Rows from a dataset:
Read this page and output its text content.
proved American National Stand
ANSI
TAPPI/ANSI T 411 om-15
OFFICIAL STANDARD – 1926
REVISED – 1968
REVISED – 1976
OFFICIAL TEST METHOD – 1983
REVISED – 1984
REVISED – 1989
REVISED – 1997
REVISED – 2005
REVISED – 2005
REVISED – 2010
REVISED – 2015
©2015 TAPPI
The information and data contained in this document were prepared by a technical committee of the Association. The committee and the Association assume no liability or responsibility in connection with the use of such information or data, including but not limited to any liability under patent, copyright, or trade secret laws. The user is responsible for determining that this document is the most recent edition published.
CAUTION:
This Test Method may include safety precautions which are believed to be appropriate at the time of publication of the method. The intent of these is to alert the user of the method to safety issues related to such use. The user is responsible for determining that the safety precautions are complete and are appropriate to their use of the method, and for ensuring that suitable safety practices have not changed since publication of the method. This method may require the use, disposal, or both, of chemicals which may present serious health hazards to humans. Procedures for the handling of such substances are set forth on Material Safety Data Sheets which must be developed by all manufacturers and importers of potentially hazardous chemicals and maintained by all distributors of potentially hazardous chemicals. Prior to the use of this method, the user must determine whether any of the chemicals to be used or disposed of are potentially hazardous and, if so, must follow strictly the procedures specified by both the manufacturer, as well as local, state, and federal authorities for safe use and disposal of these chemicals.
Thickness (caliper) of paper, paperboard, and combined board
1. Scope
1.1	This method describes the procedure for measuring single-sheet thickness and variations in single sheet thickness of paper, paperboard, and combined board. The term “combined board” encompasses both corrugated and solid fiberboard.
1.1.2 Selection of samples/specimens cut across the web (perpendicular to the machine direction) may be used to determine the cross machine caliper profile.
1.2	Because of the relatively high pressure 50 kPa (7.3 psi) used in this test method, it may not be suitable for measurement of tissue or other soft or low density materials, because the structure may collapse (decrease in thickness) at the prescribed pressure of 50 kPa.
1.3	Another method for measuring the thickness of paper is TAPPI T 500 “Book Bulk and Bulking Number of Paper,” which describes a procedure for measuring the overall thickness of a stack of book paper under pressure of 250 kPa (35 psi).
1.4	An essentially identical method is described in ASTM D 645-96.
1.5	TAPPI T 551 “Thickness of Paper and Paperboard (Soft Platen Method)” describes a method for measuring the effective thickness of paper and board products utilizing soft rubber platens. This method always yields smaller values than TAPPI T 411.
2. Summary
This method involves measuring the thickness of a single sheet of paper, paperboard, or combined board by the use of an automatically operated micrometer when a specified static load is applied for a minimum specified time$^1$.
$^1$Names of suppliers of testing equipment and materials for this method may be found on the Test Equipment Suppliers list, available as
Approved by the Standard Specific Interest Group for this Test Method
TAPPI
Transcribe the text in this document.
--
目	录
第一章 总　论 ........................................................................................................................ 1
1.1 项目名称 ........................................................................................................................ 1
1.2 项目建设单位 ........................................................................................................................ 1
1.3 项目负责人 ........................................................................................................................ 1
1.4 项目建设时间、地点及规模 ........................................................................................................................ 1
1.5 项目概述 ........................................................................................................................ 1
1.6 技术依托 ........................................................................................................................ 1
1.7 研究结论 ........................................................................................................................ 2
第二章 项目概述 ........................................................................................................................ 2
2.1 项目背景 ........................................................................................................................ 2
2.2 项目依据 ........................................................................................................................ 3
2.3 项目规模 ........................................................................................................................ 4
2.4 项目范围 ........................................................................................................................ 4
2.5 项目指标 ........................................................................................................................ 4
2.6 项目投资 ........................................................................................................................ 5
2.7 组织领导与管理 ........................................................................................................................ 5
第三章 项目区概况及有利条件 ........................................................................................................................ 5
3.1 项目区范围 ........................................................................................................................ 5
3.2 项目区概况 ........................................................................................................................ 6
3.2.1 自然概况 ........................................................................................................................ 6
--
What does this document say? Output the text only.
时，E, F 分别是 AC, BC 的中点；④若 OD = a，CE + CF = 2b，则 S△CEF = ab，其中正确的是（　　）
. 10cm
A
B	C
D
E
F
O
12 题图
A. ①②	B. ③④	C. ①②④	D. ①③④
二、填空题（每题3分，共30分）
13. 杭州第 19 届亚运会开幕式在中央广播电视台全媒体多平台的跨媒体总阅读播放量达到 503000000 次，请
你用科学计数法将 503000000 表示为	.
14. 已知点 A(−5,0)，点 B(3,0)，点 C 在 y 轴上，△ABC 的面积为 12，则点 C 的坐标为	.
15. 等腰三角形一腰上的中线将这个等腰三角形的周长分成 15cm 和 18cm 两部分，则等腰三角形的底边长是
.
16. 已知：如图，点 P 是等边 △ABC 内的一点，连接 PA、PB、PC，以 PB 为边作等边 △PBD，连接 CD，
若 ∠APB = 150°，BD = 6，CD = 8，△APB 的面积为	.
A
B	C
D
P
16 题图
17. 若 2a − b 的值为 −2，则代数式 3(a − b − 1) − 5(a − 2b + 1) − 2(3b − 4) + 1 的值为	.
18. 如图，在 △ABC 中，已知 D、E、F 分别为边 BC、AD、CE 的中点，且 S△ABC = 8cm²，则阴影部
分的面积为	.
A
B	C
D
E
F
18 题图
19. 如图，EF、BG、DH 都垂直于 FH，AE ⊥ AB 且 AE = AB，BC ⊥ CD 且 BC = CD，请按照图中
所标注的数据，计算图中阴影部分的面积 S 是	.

### Task instructions
Only the number is wanted: how many lines in the entries above contain the word "board"?

### Response
4